▸ BRIEF:
Exactly as written, quote every line that follows, skipping the images.

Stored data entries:
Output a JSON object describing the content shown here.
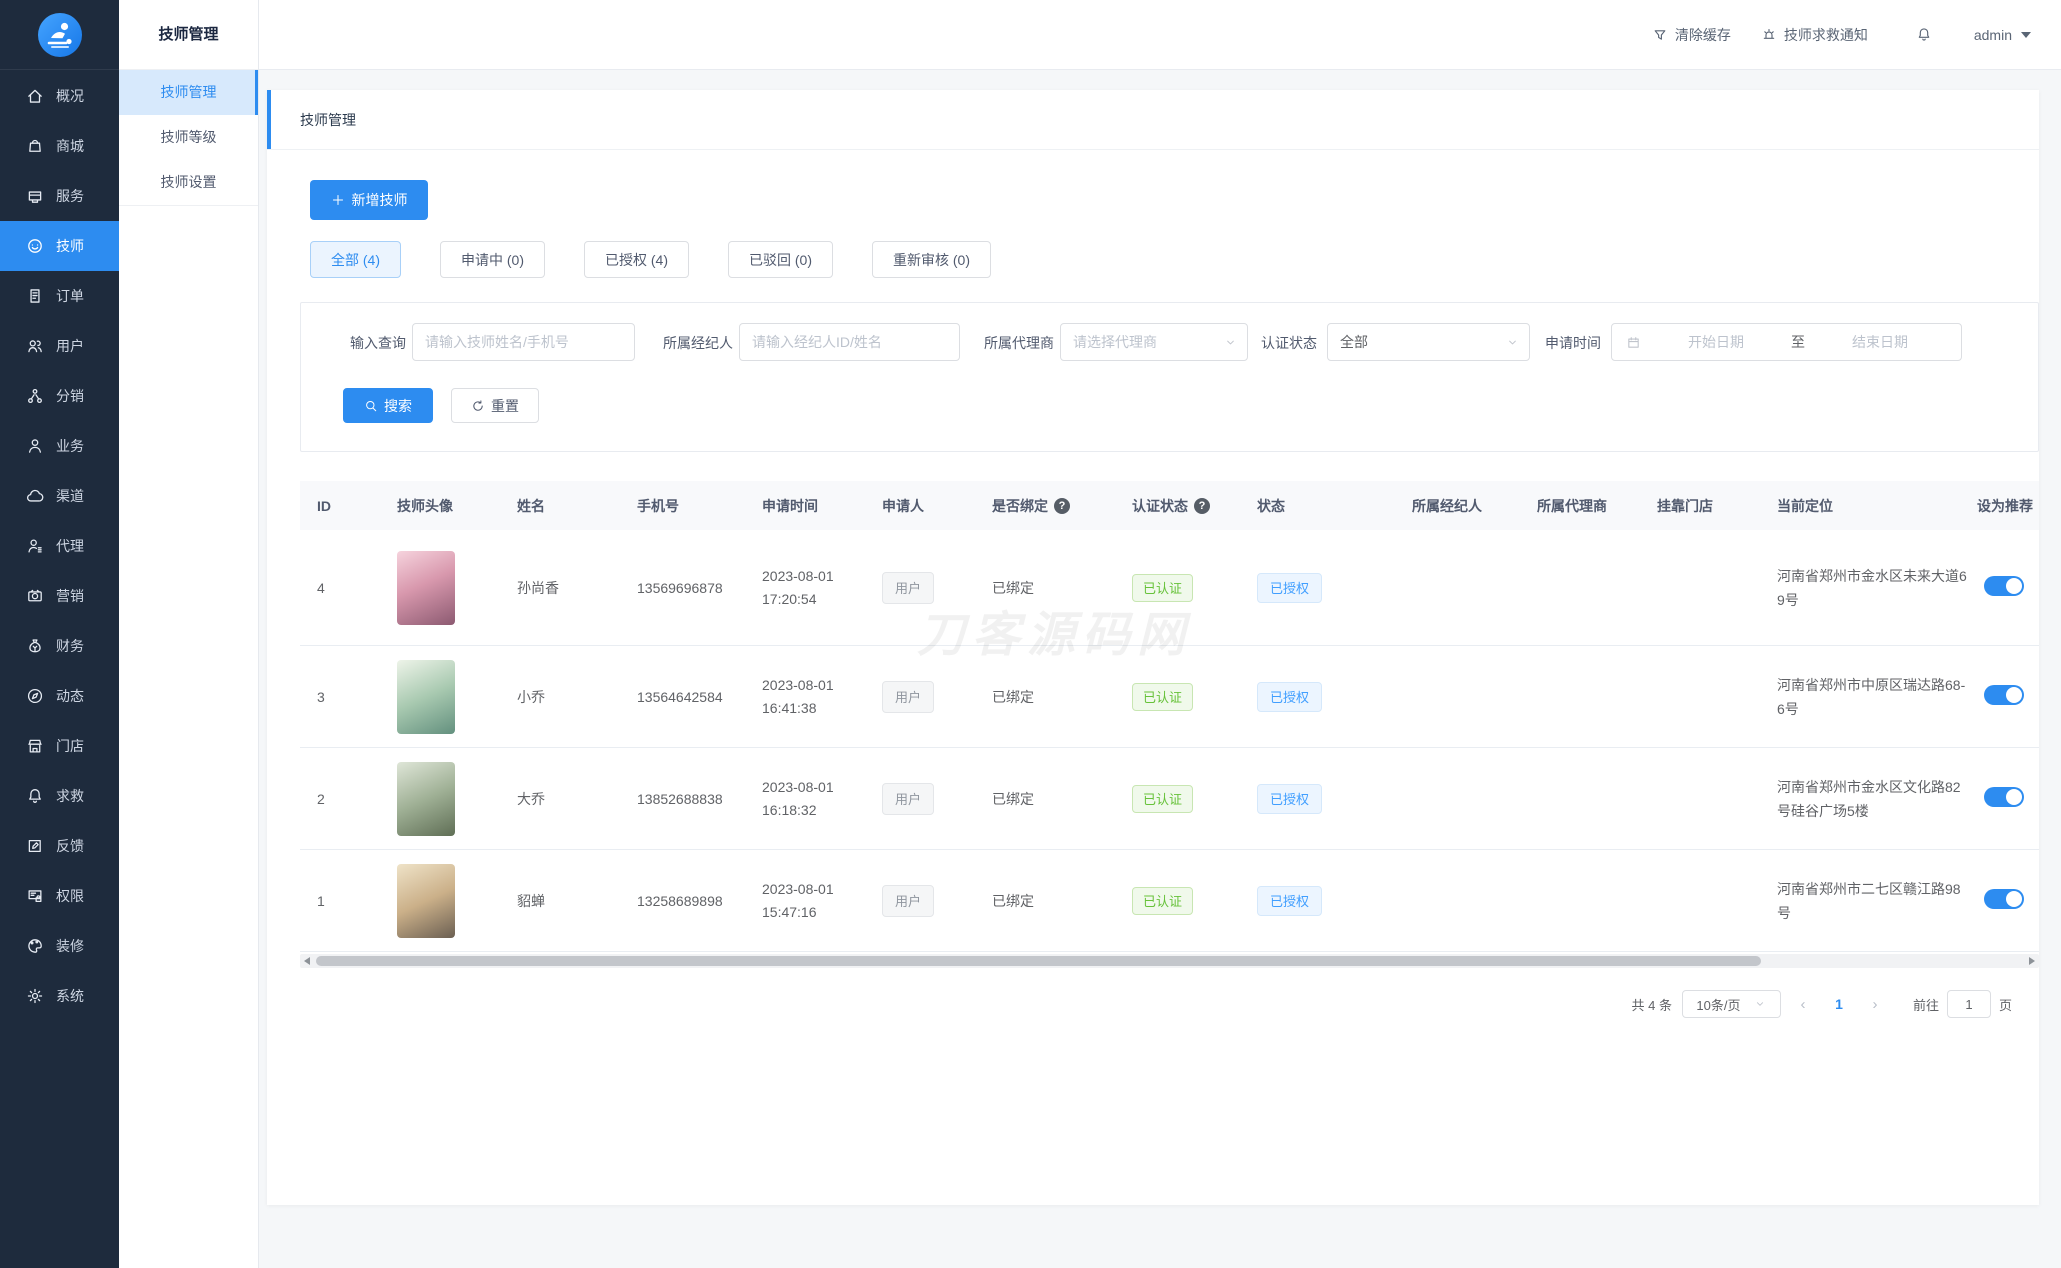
{
  "colors": {
    "primary": "#2d8cf0",
    "link_blue": "#409eff",
    "success_green": "#67c23a",
    "sidebar_bg": "#1e2b3d"
  },
  "app": {
    "logo_icon": "massage-logo-icon"
  },
  "primary_sidebar": {
    "items": [
      {
        "icon": "home-icon",
        "label": "概况",
        "active": false
      },
      {
        "icon": "mall-icon",
        "label": "商城",
        "active": false
      },
      {
        "icon": "service-icon",
        "label": "服务",
        "active": false
      },
      {
        "icon": "technician-icon",
        "label": "技师",
        "active": true
      },
      {
        "icon": "order-icon",
        "label": "订单",
        "active": false
      },
      {
        "icon": "users-icon",
        "label": "用户",
        "active": false
      },
      {
        "icon": "distribution-icon",
        "label": "分销",
        "active": false
      },
      {
        "icon": "business-icon",
        "label": "业务",
        "active": false
      },
      {
        "icon": "channel-icon",
        "label": "渠道",
        "active": false
      },
      {
        "icon": "agent-icon",
        "label": "代理",
        "active": false
      },
      {
        "icon": "marketing-icon",
        "label": "营销",
        "active": false
      },
      {
        "icon": "finance-icon",
        "label": "财务",
        "active": false
      },
      {
        "icon": "news-icon",
        "label": "动态",
        "active": false
      },
      {
        "icon": "store-icon",
        "label": "门店",
        "active": false
      },
      {
        "icon": "rescue-icon",
        "label": "求救",
        "active": false
      },
      {
        "icon": "feedback-icon",
        "label": "反馈",
        "active": false
      },
      {
        "icon": "permission-icon",
        "label": "权限",
        "active": false
      },
      {
        "icon": "decoration-icon",
        "label": "装修",
        "active": false
      },
      {
        "icon": "system-icon",
        "label": "系统",
        "active": false
      }
    ]
  },
  "submenu": {
    "title": "技师管理",
    "items": [
      {
        "label": "技师管理",
        "active": true
      },
      {
        "label": "技师等级",
        "active": false
      },
      {
        "label": "技师设置",
        "active": false
      }
    ]
  },
  "topbar": {
    "clear_cache": "清除缓存",
    "rescue_notice": "技师求救通知",
    "username": "admin"
  },
  "page": {
    "breadcrumb": "技师管理",
    "watermark": "刀客源码网"
  },
  "toolbar": {
    "add_button": "新增技师"
  },
  "tabs": [
    {
      "label": "全部 (4)",
      "active": true
    },
    {
      "label": "申请中 (0)",
      "active": false
    },
    {
      "label": "已授权 (4)",
      "active": false
    },
    {
      "label": "已驳回 (0)",
      "active": false
    },
    {
      "label": "重新审核 (0)",
      "active": false
    }
  ],
  "filters": {
    "query": {
      "label": "输入查询",
      "placeholder": "请输入技师姓名/手机号"
    },
    "broker": {
      "label": "所属经纪人",
      "placeholder": "请输入经纪人ID/姓名"
    },
    "dealer": {
      "label": "所属代理商",
      "placeholder": "请选择代理商"
    },
    "cert_status": {
      "label": "认证状态",
      "value": "全部"
    },
    "apply_time": {
      "label": "申请时间",
      "start_placeholder": "开始日期",
      "separator": "至",
      "end_placeholder": "结束日期"
    },
    "search_button": "搜索",
    "reset_button": "重置"
  },
  "table": {
    "columns": [
      {
        "label": "ID",
        "help": false
      },
      {
        "label": "技师头像",
        "help": false
      },
      {
        "label": "姓名",
        "help": false
      },
      {
        "label": "手机号",
        "help": false
      },
      {
        "label": "申请时间",
        "help": false
      },
      {
        "label": "申请人",
        "help": false
      },
      {
        "label": "是否绑定",
        "help": true
      },
      {
        "label": "认证状态",
        "help": true
      },
      {
        "label": "状态",
        "help": false
      },
      {
        "label": "所属经纪人",
        "help": false
      },
      {
        "label": "所属代理商",
        "help": false
      },
      {
        "label": "挂靠门店",
        "help": false
      },
      {
        "label": "当前定位",
        "help": false
      },
      {
        "label": "设为推荐",
        "help": false
      }
    ],
    "rows": [
      {
        "id": "4",
        "name": "孙尚香",
        "phone": "13569696878",
        "apply_time": "2023-08-01 17:20:54",
        "applicant": "用户",
        "bound": "已绑定",
        "cert": "已认证",
        "status": "已授权",
        "broker": "",
        "dealer": "",
        "store": "",
        "location": "河南省郑州市金水区未来大道69号",
        "recommended": true
      },
      {
        "id": "3",
        "name": "小乔",
        "phone": "13564642584",
        "apply_time": "2023-08-01 16:41:38",
        "applicant": "用户",
        "bound": "已绑定",
        "cert": "已认证",
        "status": "已授权",
        "broker": "",
        "dealer": "",
        "store": "",
        "location": "河南省郑州市中原区瑞达路68-6号",
        "recommended": true
      },
      {
        "id": "2",
        "name": "大乔",
        "phone": "13852688838",
        "apply_time": "2023-08-01 16:18:32",
        "applicant": "用户",
        "bound": "已绑定",
        "cert": "已认证",
        "status": "已授权",
        "broker": "",
        "dealer": "",
        "store": "",
        "location": "河南省郑州市金水区文化路82号硅谷广场5楼",
        "recommended": true
      },
      {
        "id": "1",
        "name": "貂蝉",
        "phone": "13258689898",
        "apply_time": "2023-08-01 15:47:16",
        "applicant": "用户",
        "bound": "已绑定",
        "cert": "已认证",
        "status": "已授权",
        "broker": "",
        "dealer": "",
        "store": "",
        "location": "河南省郑州市二七区赣江路98号",
        "recommended": true
      }
    ]
  },
  "pagination": {
    "total": "共 4 条",
    "page_size": "10条/页",
    "prev": "‹",
    "current": "1",
    "next": "›",
    "goto_label": "前往",
    "goto_value": "1",
    "unit_label": "页"
  }
}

▸ SOLUTION:
Output a JSON object describing the content shown here.
{
  "colors": {
    "primary": "#2d8cf0",
    "link_blue": "#409eff",
    "success_green": "#67c23a",
    "sidebar_bg": "#1e2b3d"
  },
  "app": {
    "logo_icon": "massage-logo-icon"
  },
  "primary_sidebar": {
    "items": [
      {
        "icon": "home-icon",
        "label": "概况",
        "active": false
      },
      {
        "icon": "mall-icon",
        "label": "商城",
        "active": false
      },
      {
        "icon": "service-icon",
        "label": "服务",
        "active": false
      },
      {
        "icon": "technician-icon",
        "label": "技师",
        "active": true
      },
      {
        "icon": "order-icon",
        "label": "订单",
        "active": false
      },
      {
        "icon": "users-icon",
        "label": "用户",
        "active": false
      },
      {
        "icon": "distribution-icon",
        "label": "分销",
        "active": false
      },
      {
        "icon": "business-icon",
        "label": "业务",
        "active": false
      },
      {
        "icon": "channel-icon",
        "label": "渠道",
        "active": false
      },
      {
        "icon": "agent-icon",
        "label": "代理",
        "active": false
      },
      {
        "icon": "marketing-icon",
        "label": "营销",
        "active": false
      },
      {
        "icon": "finance-icon",
        "label": "财务",
        "active": false
      },
      {
        "icon": "news-icon",
        "label": "动态",
        "active": false
      },
      {
        "icon": "store-icon",
        "label": "门店",
        "active": false
      },
      {
        "icon": "rescue-icon",
        "label": "求救",
        "active": false
      },
      {
        "icon": "feedback-icon",
        "label": "反馈",
        "active": false
      },
      {
        "icon": "permission-icon",
        "label": "权限",
        "active": false
      },
      {
        "icon": "decoration-icon",
        "label": "装修",
        "active": false
      },
      {
        "icon": "system-icon",
        "label": "系统",
        "active": false
      }
    ]
  },
  "submenu": {
    "title": "技师管理",
    "items": [
      {
        "label": "技师管理",
        "active": true
      },
      {
        "label": "技师等级",
        "active": false
      },
      {
        "label": "技师设置",
        "active": false
      }
    ]
  },
  "topbar": {
    "clear_cache": "清除缓存",
    "rescue_notice": "技师求救通知",
    "username": "admin"
  },
  "page": {
    "breadcrumb": "技师管理",
    "watermark": "刀客源码网"
  },
  "toolbar": {
    "add_button": "新增技师"
  },
  "tabs": [
    {
      "label": "全部 (4)",
      "active": true
    },
    {
      "label": "申请中 (0)",
      "active": false
    },
    {
      "label": "已授权 (4)",
      "active": false
    },
    {
      "label": "已驳回 (0)",
      "active": false
    },
    {
      "label": "重新审核 (0)",
      "active": false
    }
  ],
  "filters": {
    "query": {
      "label": "输入查询",
      "placeholder": "请输入技师姓名/手机号"
    },
    "broker": {
      "label": "所属经纪人",
      "placeholder": "请输入经纪人ID/姓名"
    },
    "dealer": {
      "label": "所属代理商",
      "placeholder": "请选择代理商"
    },
    "cert_status": {
      "label": "认证状态",
      "value": "全部"
    },
    "apply_time": {
      "label": "申请时间",
      "start_placeholder": "开始日期",
      "separator": "至",
      "end_placeholder": "结束日期"
    },
    "search_button": "搜索",
    "reset_button": "重置"
  },
  "table": {
    "columns": [
      {
        "label": "ID",
        "help": false
      },
      {
        "label": "技师头像",
        "help": false
      },
      {
        "label": "姓名",
        "help": false
      },
      {
        "label": "手机号",
        "help": false
      },
      {
        "label": "申请时间",
        "help": false
      },
      {
        "label": "申请人",
        "help": false
      },
      {
        "label": "是否绑定",
        "help": true
      },
      {
        "label": "认证状态",
        "help": true
      },
      {
        "label": "状态",
        "help": false
      },
      {
        "label": "所属经纪人",
        "help": false
      },
      {
        "label": "所属代理商",
        "help": false
      },
      {
        "label": "挂靠门店",
        "help": false
      },
      {
        "label": "当前定位",
        "help": false
      },
      {
        "label": "设为推荐",
        "help": false
      }
    ],
    "rows": [
      {
        "id": "4",
        "name": "孙尚香",
        "phone": "13569696878",
        "apply_time": "2023-08-01 17:20:54",
        "applicant": "用户",
        "bound": "已绑定",
        "cert": "已认证",
        "status": "已授权",
        "broker": "",
        "dealer": "",
        "store": "",
        "location": "河南省郑州市金水区未来大道69号",
        "recommended": true
      },
      {
        "id": "3",
        "name": "小乔",
        "phone": "13564642584",
        "apply_time": "2023-08-01 16:41:38",
        "applicant": "用户",
        "bound": "已绑定",
        "cert": "已认证",
        "status": "已授权",
        "broker": "",
        "dealer": "",
        "store": "",
        "location": "河南省郑州市中原区瑞达路68-6号",
        "recommended": true
      },
      {
        "id": "2",
        "name": "大乔",
        "phone": "13852688838",
        "apply_time": "2023-08-01 16:18:32",
        "applicant": "用户",
        "bound": "已绑定",
        "cert": "已认证",
        "status": "已授权",
        "broker": "",
        "dealer": "",
        "store": "",
        "location": "河南省郑州市金水区文化路82号硅谷广场5楼",
        "recommended": true
      },
      {
        "id": "1",
        "name": "貂蝉",
        "phone": "13258689898",
        "apply_time": "2023-08-01 15:47:16",
        "applicant": "用户",
        "bound": "已绑定",
        "cert": "已认证",
        "status": "已授权",
        "broker": "",
        "dealer": "",
        "store": "",
        "location": "河南省郑州市二七区赣江路98号",
        "recommended": true
      }
    ]
  },
  "pagination": {
    "total": "共 4 条",
    "page_size": "10条/页",
    "prev": "‹",
    "current": "1",
    "next": "›",
    "goto_label": "前往",
    "goto_value": "1",
    "unit_label": "页"
  }
}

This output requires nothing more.